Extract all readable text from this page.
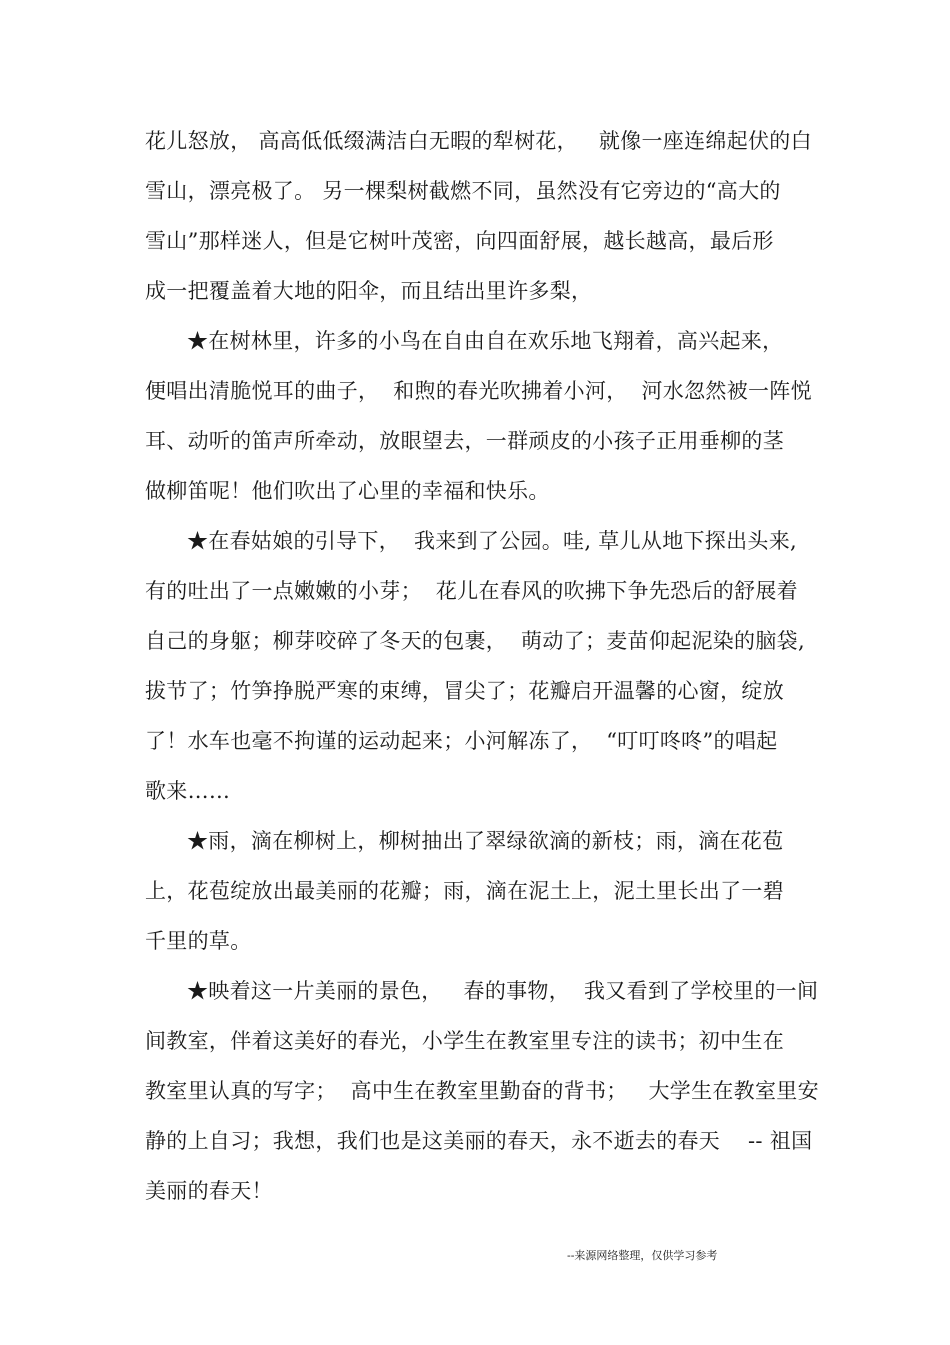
花儿怒放， 高高低低缀满洁白无暇的犁树花，   就像一座连绵起伏的白
雪山，漂亮极了。 另一棵梨树截燃不同，虽然没有它旁边的“高大的
雪山”那样迷人，但是它树叶茂密，向四面舒展，越长越高，最后形
成一把覆盖着大地的阳伞，而且结出里许多梨，
★在树林里，许多的小鸟在自由自在欢乐地飞翔着，高兴起来，
便唱出清脆悦耳的曲子，  和煦的春光吹拂着小河，  河水忽然被一阵悦
耳、动听的笛声所牵动，放眼望去，一群顽皮的小孩子正用垂柳的茎
做柳笛呢！他们吹出了心里的幸福和快乐。
★在春姑娘的引导下，  我来到了公园。哇, 草儿从地下探出头来,
有的吐出了一点嫩嫩的小芽；  花儿在春风的吹拂下争先恐后的舒展着
自己的身躯；柳芽咬碎了冬天的包裹，  萌动了；麦苗仰起泥染的脑袋,
拔节了；竹笋挣脱严寒的束缚，冒尖了；花瓣启开温馨的心窗，绽放
了！水车也毫不拘谨的运动起来；小河解冻了，  “叮叮咚咚”的唱起
歌来……
★雨，滴在柳树上，柳树抽出了翠绿欲滴的新枝；雨，滴在花苞
上，花苞绽放出最美丽的花瓣；雨，滴在泥土上，泥土里长出了一碧
千里的草。
★映着这一片美丽的景色，   春的事物，  我又看到了学校里的一间
间教室，伴着这美好的春光，小学生在教室里专注的读书；初中生在
教室里认真的写字；  高中生在教室里勤奋的背书；   大学生在教室里安
静的上自习；我想，我们也是这美丽的春天，永不逝去的春天    -- 祖国
美丽的春天！
--来源网络整理，仅供学习参考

══════════

:: Given request ::
Your copy should hold every record word for word and none of the pictures.

:: Result for this task ::
Extract all readable text from this page.
花儿怒放， 高高低低缀满洁白无暇的犁树花，   就像一座连绵起伏的白
雪山，漂亮极了。 另一棵梨树截燃不同，虽然没有它旁边的“高大的
雪山”那样迷人，但是它树叶茂密，向四面舒展，越长越高，最后形
成一把覆盖着大地的阳伞，而且结出里许多梨，
★在树林里，许多的小鸟在自由自在欢乐地飞翔着，高兴起来，
便唱出清脆悦耳的曲子，  和煦的春光吹拂着小河，  河水忽然被一阵悦
耳、动听的笛声所牵动，放眼望去，一群顽皮的小孩子正用垂柳的茎
做柳笛呢！他们吹出了心里的幸福和快乐。
★在春姑娘的引导下，  我来到了公园。哇, 草儿从地下探出头来,
有的吐出了一点嫩嫩的小芽；  花儿在春风的吹拂下争先恐后的舒展着
自己的身躯；柳芽咬碎了冬天的包裹，  萌动了；麦苗仰起泥染的脑袋,
拔节了；竹笋挣脱严寒的束缚，冒尖了；花瓣启开温馨的心窗，绽放
了！水车也毫不拘谨的运动起来；小河解冻了，  “叮叮咚咚”的唱起
歌来……
★雨，滴在柳树上，柳树抽出了翠绿欲滴的新枝；雨，滴在花苞
上，花苞绽放出最美丽的花瓣；雨，滴在泥土上，泥土里长出了一碧
千里的草。
★映着这一片美丽的景色，   春的事物，  我又看到了学校里的一间
间教室，伴着这美好的春光，小学生在教室里专注的读书；初中生在
教室里认真的写字；  高中生在教室里勤奋的背书；   大学生在教室里安
静的上自习；我想，我们也是这美丽的春天，永不逝去的春天    -- 祖国
美丽的春天！
--来源网络整理，仅供学习参考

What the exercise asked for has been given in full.